Job
In the records below, work out how many lines hold the word "助战效果". Report the number alone.

+ + + +

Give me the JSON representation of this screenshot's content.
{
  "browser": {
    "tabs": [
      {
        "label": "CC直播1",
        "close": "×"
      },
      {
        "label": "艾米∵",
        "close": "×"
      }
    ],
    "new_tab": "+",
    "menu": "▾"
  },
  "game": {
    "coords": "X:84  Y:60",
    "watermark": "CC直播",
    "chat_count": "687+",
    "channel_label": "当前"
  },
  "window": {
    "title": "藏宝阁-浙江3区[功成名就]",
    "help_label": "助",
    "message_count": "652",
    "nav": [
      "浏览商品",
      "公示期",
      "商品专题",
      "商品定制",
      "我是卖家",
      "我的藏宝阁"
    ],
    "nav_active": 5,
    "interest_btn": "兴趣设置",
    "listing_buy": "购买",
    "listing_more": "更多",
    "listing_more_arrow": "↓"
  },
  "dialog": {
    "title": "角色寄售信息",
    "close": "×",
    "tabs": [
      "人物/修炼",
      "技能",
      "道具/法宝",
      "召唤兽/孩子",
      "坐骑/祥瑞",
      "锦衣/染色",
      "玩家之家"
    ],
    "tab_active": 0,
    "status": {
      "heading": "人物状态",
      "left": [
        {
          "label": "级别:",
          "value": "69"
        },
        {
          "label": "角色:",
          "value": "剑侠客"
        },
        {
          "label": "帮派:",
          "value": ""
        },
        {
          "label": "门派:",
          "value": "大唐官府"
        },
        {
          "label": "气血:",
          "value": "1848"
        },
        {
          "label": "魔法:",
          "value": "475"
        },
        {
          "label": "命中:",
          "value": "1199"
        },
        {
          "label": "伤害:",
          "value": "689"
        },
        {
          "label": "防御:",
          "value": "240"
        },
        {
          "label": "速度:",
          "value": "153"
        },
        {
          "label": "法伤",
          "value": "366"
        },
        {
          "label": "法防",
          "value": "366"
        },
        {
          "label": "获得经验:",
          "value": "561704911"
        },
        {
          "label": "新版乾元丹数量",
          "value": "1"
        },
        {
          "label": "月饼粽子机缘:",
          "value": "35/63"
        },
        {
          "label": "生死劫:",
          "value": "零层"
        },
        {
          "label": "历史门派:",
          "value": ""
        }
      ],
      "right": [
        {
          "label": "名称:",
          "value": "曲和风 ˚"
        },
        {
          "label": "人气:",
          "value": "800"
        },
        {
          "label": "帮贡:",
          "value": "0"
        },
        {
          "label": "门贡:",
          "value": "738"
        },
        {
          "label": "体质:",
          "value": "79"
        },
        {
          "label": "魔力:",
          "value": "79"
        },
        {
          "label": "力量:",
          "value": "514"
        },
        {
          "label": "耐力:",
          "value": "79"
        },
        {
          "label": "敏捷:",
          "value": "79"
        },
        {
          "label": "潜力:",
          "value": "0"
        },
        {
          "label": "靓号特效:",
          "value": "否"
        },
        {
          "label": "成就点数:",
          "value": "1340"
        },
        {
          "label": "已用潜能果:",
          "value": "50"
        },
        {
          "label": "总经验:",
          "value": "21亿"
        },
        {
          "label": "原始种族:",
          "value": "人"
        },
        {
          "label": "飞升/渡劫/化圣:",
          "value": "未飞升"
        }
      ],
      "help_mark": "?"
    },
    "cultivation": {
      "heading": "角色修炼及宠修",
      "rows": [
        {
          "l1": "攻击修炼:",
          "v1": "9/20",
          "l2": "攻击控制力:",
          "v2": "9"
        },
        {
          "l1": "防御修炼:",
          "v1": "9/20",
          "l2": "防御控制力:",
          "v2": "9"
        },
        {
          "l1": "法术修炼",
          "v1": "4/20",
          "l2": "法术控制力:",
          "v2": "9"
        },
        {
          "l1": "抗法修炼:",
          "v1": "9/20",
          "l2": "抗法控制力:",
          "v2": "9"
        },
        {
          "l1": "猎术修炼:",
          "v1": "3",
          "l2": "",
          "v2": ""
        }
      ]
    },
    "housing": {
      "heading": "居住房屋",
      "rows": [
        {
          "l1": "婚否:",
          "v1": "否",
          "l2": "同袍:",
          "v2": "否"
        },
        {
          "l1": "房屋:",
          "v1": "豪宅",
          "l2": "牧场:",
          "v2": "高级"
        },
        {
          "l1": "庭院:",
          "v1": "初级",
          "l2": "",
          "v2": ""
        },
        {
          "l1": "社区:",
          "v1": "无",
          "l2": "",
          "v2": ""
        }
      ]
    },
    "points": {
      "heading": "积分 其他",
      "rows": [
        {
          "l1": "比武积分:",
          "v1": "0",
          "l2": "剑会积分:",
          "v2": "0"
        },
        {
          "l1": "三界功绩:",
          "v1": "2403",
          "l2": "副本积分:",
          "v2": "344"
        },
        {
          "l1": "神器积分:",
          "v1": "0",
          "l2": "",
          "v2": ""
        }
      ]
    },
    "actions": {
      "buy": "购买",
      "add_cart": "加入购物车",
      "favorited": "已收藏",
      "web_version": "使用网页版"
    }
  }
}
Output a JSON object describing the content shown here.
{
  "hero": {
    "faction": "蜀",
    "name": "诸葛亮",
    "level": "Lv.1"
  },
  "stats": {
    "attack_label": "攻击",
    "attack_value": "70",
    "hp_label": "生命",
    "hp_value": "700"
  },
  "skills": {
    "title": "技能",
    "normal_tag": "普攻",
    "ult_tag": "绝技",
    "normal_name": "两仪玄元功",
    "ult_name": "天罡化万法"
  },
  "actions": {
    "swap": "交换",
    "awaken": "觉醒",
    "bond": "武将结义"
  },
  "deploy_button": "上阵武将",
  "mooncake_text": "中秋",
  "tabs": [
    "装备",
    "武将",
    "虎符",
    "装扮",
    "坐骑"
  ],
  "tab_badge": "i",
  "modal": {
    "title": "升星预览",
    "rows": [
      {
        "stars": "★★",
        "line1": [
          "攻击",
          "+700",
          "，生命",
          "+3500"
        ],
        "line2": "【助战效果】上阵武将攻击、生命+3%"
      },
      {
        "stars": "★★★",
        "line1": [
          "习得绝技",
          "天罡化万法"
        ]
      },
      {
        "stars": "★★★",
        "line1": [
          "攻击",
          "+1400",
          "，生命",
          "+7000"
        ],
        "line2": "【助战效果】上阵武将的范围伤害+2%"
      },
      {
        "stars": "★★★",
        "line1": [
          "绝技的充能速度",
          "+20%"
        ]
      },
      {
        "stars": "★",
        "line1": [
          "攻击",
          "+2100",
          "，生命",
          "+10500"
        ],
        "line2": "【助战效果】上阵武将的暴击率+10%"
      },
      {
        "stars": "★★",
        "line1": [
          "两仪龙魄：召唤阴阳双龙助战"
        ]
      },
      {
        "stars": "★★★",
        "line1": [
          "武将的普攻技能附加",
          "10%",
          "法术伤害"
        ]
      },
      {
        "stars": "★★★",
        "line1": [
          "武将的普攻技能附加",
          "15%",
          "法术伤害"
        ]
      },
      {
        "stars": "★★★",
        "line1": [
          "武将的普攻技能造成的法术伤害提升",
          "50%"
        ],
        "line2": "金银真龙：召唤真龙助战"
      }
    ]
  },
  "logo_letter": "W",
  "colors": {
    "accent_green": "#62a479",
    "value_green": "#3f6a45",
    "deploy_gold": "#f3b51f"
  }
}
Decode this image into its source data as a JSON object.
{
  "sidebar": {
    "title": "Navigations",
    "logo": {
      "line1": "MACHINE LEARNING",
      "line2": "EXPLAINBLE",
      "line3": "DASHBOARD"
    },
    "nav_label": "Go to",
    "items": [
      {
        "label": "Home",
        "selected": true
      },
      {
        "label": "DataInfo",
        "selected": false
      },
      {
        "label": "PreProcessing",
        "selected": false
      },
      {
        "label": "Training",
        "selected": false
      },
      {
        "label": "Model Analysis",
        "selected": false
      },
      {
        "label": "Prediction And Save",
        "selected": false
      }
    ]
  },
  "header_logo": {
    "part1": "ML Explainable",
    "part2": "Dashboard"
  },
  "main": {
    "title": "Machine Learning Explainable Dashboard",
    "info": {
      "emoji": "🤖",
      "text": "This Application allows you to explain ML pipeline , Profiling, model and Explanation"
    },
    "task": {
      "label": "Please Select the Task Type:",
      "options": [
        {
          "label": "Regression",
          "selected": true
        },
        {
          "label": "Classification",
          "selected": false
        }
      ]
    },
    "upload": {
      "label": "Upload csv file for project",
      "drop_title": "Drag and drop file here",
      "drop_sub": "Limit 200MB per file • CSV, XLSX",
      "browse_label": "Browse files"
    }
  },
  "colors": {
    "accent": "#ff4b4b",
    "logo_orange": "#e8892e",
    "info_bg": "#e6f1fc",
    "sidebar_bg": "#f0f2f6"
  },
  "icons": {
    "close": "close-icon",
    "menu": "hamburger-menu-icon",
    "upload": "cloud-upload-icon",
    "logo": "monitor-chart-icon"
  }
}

+ + + +

Result of this exercise
3